WRITTEN TASK: Each line below is to be written out in full, exactly as shown.

WORKING DATA:
╭──

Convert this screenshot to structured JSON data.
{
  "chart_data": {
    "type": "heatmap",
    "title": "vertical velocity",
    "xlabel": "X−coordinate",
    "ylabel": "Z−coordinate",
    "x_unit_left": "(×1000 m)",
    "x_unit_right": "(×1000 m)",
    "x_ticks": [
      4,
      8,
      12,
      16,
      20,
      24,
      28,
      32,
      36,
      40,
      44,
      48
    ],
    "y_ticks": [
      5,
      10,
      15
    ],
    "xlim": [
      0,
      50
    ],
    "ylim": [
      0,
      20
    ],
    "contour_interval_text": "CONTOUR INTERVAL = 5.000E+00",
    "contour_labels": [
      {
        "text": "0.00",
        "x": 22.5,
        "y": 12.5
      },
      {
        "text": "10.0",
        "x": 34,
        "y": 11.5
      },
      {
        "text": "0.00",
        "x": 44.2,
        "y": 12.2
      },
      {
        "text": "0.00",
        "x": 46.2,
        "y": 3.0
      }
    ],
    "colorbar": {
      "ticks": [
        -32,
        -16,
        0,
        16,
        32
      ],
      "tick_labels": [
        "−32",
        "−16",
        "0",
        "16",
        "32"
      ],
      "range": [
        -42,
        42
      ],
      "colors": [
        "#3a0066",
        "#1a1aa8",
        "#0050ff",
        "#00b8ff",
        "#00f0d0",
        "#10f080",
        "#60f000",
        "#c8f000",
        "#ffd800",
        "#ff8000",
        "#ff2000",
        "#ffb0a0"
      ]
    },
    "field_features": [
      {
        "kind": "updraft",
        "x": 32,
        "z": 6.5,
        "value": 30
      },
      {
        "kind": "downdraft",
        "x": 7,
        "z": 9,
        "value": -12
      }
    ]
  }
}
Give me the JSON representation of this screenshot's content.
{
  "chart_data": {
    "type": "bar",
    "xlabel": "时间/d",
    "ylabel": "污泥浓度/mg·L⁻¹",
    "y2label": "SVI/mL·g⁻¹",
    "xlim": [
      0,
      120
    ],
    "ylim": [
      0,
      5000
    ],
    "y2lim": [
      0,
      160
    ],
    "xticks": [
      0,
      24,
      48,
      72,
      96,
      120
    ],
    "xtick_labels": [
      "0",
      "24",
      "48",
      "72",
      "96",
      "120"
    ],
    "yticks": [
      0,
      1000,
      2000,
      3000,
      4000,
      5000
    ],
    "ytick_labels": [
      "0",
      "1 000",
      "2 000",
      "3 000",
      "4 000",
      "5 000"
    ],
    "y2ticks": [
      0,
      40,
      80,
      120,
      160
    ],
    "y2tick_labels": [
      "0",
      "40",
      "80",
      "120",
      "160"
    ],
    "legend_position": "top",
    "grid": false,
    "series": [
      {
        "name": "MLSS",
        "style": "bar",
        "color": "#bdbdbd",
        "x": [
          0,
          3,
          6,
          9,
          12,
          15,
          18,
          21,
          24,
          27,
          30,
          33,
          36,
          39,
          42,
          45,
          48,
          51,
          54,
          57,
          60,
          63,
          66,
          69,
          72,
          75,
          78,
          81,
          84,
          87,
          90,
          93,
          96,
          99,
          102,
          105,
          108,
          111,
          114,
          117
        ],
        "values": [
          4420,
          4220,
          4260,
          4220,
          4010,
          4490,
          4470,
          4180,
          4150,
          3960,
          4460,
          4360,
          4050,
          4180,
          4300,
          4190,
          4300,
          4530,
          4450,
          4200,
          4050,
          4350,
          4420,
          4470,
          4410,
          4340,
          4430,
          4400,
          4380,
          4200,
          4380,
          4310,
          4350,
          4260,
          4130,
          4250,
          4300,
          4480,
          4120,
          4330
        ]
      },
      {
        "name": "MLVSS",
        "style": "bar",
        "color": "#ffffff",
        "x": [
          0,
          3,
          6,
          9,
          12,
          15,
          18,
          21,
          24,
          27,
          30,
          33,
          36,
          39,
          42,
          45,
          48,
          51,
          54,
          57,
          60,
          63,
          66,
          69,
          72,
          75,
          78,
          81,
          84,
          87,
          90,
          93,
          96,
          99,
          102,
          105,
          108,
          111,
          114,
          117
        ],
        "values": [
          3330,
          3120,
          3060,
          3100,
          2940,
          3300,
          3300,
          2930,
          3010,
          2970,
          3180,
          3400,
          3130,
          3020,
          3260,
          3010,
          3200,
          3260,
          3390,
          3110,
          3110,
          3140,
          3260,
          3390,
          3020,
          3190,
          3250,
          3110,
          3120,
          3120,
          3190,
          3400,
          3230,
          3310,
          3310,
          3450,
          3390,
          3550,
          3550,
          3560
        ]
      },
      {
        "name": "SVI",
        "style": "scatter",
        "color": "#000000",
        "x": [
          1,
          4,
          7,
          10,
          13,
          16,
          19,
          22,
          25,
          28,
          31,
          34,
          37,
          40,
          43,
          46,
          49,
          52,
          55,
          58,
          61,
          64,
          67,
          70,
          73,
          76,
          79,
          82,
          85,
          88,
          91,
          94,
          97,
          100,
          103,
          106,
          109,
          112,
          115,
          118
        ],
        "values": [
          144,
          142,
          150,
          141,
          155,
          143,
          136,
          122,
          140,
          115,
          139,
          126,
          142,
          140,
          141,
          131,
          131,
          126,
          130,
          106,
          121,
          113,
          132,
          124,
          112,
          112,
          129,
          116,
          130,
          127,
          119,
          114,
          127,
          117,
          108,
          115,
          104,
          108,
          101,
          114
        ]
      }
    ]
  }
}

╰──

SOLUTION TO THIS EXERCISE:
Convert this screenshot to structured JSON data.
{
  "chart_data": {
    "type": "heatmap",
    "title": "vertical velocity",
    "xlabel": "X−coordinate",
    "ylabel": "Z−coordinate",
    "x_unit_left": "(×1000 m)",
    "x_unit_right": "(×1000 m)",
    "x_ticks": [
      4,
      8,
      12,
      16,
      20,
      24,
      28,
      32,
      36,
      40,
      44,
      48
    ],
    "y_ticks": [
      5,
      10,
      15
    ],
    "xlim": [
      0,
      50
    ],
    "ylim": [
      0,
      20
    ],
    "contour_interval_text": "CONTOUR INTERVAL = 5.000E+00",
    "contour_labels": [
      {
        "text": "0.00",
        "x": 22.5,
        "y": 12.5
      },
      {
        "text": "10.0",
        "x": 34,
        "y": 11.5
      },
      {
        "text": "0.00",
        "x": 44.2,
        "y": 12.2
      },
      {
        "text": "0.00",
        "x": 46.2,
        "y": 3.0
      }
    ],
    "colorbar": {
      "ticks": [
        -32,
        -16,
        0,
        16,
        32
      ],
      "tick_labels": [
        "−32",
        "−16",
        "0",
        "16",
        "32"
      ],
      "range": [
        -42,
        42
      ],
      "colors": [
        "#3a0066",
        "#1a1aa8",
        "#0050ff",
        "#00b8ff",
        "#00f0d0",
        "#10f080",
        "#60f000",
        "#c8f000",
        "#ffd800",
        "#ff8000",
        "#ff2000",
        "#ffb0a0"
      ]
    },
    "field_features": [
      {
        "kind": "updraft",
        "x": 32,
        "z": 6.5,
        "value": 30
      },
      {
        "kind": "downdraft",
        "x": 7,
        "z": 9,
        "value": -12
      }
    ]
  }
}
Give me the JSON representation of this screenshot's content.
{
  "chart_data": {
    "type": "bar",
    "xlabel": "时间/d",
    "ylabel": "污泥浓度/mg·L⁻¹",
    "y2label": "SVI/mL·g⁻¹",
    "xlim": [
      0,
      120
    ],
    "ylim": [
      0,
      5000
    ],
    "y2lim": [
      0,
      160
    ],
    "xticks": [
      0,
      24,
      48,
      72,
      96,
      120
    ],
    "xtick_labels": [
      "0",
      "24",
      "48",
      "72",
      "96",
      "120"
    ],
    "yticks": [
      0,
      1000,
      2000,
      3000,
      4000,
      5000
    ],
    "ytick_labels": [
      "0",
      "1 000",
      "2 000",
      "3 000",
      "4 000",
      "5 000"
    ],
    "y2ticks": [
      0,
      40,
      80,
      120,
      160
    ],
    "y2tick_labels": [
      "0",
      "40",
      "80",
      "120",
      "160"
    ],
    "legend_position": "top",
    "grid": false,
    "series": [
      {
        "name": "MLSS",
        "style": "bar",
        "color": "#bdbdbd",
        "x": [
          0,
          3,
          6,
          9,
          12,
          15,
          18,
          21,
          24,
          27,
          30,
          33,
          36,
          39,
          42,
          45,
          48,
          51,
          54,
          57,
          60,
          63,
          66,
          69,
          72,
          75,
          78,
          81,
          84,
          87,
          90,
          93,
          96,
          99,
          102,
          105,
          108,
          111,
          114,
          117
        ],
        "values": [
          4420,
          4220,
          4260,
          4220,
          4010,
          4490,
          4470,
          4180,
          4150,
          3960,
          4460,
          4360,
          4050,
          4180,
          4300,
          4190,
          4300,
          4530,
          4450,
          4200,
          4050,
          4350,
          4420,
          4470,
          4410,
          4340,
          4430,
          4400,
          4380,
          4200,
          4380,
          4310,
          4350,
          4260,
          4130,
          4250,
          4300,
          4480,
          4120,
          4330
        ]
      },
      {
        "name": "MLVSS",
        "style": "bar",
        "color": "#ffffff",
        "x": [
          0,
          3,
          6,
          9,
          12,
          15,
          18,
          21,
          24,
          27,
          30,
          33,
          36,
          39,
          42,
          45,
          48,
          51,
          54,
          57,
          60,
          63,
          66,
          69,
          72,
          75,
          78,
          81,
          84,
          87,
          90,
          93,
          96,
          99,
          102,
          105,
          108,
          111,
          114,
          117
        ],
        "values": [
          3330,
          3120,
          3060,
          3100,
          2940,
          3300,
          3300,
          2930,
          3010,
          2970,
          3180,
          3400,
          3130,
          3020,
          3260,
          3010,
          3200,
          3260,
          3390,
          3110,
          3110,
          3140,
          3260,
          3390,
          3020,
          3190,
          3250,
          3110,
          3120,
          3120,
          3190,
          3400,
          3230,
          3310,
          3310,
          3450,
          3390,
          3550,
          3550,
          3560
        ]
      },
      {
        "name": "SVI",
        "style": "scatter",
        "color": "#000000",
        "x": [
          1,
          4,
          7,
          10,
          13,
          16,
          19,
          22,
          25,
          28,
          31,
          34,
          37,
          40,
          43,
          46,
          49,
          52,
          55,
          58,
          61,
          64,
          67,
          70,
          73,
          76,
          79,
          82,
          85,
          88,
          91,
          94,
          97,
          100,
          103,
          106,
          109,
          112,
          115,
          118
        ],
        "values": [
          144,
          142,
          150,
          141,
          155,
          143,
          136,
          122,
          140,
          115,
          139,
          126,
          142,
          140,
          141,
          131,
          131,
          126,
          130,
          106,
          121,
          113,
          132,
          124,
          112,
          112,
          129,
          116,
          130,
          127,
          119,
          114,
          127,
          117,
          108,
          115,
          104,
          108,
          101,
          114
        ]
      }
    ]
  }
}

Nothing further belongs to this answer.